* BEGIN Input *

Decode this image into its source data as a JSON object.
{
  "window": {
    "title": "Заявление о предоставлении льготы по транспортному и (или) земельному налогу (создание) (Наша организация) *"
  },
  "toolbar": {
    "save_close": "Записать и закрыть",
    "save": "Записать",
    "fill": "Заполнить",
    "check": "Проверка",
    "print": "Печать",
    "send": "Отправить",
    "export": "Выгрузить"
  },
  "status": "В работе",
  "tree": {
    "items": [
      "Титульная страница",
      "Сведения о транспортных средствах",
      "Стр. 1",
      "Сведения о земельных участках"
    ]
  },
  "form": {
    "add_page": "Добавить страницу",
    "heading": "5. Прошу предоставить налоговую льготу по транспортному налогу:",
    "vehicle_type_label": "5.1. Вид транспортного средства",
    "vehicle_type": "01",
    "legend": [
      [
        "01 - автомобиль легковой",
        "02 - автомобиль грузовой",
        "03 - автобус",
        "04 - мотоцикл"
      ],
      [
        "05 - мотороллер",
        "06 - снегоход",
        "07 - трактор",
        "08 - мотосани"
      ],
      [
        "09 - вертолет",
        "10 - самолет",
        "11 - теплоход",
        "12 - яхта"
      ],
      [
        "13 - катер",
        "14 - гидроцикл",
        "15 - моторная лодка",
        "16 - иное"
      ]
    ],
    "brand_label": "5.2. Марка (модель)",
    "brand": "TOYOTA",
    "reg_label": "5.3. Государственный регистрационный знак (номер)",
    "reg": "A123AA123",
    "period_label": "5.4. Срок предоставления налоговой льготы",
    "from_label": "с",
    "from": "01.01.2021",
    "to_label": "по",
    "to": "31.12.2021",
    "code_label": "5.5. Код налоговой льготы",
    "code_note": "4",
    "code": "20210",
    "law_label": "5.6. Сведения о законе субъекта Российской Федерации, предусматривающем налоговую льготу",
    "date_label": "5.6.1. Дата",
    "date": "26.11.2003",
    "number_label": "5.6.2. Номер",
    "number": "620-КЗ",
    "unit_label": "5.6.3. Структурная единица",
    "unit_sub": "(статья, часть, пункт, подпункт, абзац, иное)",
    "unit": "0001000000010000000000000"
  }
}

* END Input *

Copy each line of the listing in which the word "налоговую" can be found.

    "heading": "5. Прошу предоставить налоговую льготу по транспортному налогу:",
    "law_label": "5.6. Сведения о законе субъекта Российской Федерации, предусматривающем налоговую льготу",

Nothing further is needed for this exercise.